_THE TASK:_
Each line containing the word "pressure" needs to be copied.

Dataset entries
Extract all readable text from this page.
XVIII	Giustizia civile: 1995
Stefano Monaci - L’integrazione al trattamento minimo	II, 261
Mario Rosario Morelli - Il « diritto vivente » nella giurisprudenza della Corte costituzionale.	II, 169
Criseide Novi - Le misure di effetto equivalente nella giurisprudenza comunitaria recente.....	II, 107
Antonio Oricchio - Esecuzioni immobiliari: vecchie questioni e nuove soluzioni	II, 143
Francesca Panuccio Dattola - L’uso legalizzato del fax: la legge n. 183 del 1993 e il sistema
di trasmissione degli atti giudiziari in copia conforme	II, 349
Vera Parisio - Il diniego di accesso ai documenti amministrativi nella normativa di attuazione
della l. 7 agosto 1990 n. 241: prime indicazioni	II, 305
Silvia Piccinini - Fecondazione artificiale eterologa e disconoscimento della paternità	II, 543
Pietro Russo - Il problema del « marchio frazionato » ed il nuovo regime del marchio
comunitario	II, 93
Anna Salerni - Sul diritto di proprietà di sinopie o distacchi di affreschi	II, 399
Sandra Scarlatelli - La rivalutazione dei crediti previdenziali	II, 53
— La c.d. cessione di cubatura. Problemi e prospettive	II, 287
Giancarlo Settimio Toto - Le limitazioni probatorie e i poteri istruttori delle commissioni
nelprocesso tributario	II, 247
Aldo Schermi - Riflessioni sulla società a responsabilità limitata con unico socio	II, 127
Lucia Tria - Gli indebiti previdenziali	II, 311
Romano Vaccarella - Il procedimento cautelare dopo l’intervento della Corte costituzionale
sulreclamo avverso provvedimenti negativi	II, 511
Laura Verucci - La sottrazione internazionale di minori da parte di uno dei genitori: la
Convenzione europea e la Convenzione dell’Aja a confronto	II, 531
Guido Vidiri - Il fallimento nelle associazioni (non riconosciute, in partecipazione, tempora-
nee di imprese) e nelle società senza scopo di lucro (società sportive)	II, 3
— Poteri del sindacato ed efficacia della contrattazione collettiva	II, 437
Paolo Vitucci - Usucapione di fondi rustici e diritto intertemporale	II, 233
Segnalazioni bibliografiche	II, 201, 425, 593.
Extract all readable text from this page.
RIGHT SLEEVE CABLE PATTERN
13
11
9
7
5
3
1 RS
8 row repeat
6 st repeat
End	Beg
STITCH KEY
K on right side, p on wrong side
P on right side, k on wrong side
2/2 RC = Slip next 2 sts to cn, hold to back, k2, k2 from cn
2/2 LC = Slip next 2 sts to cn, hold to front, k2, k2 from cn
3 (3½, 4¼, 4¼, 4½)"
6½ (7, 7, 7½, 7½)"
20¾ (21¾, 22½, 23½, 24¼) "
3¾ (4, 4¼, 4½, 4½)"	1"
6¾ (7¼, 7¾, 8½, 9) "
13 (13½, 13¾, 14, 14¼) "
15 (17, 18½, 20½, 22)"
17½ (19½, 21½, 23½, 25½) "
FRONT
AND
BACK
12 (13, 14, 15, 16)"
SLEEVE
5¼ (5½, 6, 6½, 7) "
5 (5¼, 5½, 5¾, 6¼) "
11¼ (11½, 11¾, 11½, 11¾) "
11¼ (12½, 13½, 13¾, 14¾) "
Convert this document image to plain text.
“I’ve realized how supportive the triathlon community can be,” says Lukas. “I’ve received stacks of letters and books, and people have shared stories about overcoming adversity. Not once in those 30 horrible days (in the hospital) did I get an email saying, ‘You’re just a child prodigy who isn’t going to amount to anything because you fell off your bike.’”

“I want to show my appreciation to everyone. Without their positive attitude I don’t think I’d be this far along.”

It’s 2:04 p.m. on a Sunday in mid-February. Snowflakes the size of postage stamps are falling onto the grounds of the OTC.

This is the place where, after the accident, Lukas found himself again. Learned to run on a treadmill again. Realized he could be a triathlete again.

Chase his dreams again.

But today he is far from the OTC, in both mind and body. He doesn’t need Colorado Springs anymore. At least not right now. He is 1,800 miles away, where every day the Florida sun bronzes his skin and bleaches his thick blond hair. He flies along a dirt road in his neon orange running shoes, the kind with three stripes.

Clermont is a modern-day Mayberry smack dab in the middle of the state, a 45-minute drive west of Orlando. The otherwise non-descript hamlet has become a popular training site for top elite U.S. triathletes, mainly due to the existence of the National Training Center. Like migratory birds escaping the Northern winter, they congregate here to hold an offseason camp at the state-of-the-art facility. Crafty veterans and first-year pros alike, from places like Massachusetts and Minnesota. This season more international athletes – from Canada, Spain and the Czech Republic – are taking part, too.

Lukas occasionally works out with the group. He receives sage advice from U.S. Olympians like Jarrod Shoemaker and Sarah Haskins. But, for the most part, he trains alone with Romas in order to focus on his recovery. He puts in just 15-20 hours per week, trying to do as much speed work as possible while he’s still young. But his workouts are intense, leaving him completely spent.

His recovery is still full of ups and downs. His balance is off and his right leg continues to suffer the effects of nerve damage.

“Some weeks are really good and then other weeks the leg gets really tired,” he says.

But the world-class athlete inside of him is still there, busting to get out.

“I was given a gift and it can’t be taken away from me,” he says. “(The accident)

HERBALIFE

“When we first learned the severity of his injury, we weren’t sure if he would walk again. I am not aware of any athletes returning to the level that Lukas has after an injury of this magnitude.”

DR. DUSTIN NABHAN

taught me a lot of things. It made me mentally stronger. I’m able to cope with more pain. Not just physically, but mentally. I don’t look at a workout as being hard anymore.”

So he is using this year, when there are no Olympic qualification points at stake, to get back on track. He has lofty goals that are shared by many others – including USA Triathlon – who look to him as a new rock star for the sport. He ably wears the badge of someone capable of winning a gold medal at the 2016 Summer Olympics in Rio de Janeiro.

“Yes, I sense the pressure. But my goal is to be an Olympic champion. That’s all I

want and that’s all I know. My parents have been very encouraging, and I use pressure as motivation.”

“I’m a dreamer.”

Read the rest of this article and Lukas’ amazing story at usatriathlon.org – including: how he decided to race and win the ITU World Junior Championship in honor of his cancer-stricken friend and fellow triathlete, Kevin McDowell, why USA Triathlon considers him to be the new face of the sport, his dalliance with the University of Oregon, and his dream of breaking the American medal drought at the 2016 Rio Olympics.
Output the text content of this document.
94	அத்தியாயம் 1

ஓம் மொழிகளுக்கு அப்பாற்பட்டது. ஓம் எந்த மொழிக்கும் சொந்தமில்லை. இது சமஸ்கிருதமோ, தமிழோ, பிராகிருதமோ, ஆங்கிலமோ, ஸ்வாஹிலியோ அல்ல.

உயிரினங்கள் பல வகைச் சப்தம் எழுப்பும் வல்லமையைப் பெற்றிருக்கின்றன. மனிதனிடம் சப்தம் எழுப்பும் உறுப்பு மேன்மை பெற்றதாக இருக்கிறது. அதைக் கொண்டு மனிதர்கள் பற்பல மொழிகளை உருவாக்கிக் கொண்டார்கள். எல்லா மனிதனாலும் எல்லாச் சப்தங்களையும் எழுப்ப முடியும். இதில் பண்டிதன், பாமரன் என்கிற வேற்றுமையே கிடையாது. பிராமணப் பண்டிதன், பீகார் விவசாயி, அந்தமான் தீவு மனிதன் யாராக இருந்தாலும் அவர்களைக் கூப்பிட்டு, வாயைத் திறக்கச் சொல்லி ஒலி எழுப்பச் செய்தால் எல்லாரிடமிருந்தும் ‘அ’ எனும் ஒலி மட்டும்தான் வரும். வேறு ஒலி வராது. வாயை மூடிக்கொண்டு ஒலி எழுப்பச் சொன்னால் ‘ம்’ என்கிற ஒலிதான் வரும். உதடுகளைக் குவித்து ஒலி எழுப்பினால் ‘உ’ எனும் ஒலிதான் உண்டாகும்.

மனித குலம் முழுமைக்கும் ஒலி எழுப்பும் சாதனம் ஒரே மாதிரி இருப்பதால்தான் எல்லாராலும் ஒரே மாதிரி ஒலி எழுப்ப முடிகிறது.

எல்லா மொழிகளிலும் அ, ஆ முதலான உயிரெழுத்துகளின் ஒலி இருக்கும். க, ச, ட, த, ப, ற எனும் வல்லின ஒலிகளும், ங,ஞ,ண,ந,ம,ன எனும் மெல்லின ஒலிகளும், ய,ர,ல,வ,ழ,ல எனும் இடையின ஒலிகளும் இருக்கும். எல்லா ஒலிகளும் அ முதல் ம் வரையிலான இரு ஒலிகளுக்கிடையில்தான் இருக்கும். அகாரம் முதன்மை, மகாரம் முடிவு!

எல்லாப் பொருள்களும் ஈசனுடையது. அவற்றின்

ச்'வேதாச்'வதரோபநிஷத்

_FULL SOLUTION:_
“Yes, I sense the pressure. But my goal is to be an Olympic champion. That’s all I
want and that’s all I know. My parents have been very encouraging, and I use pressure as motivation.”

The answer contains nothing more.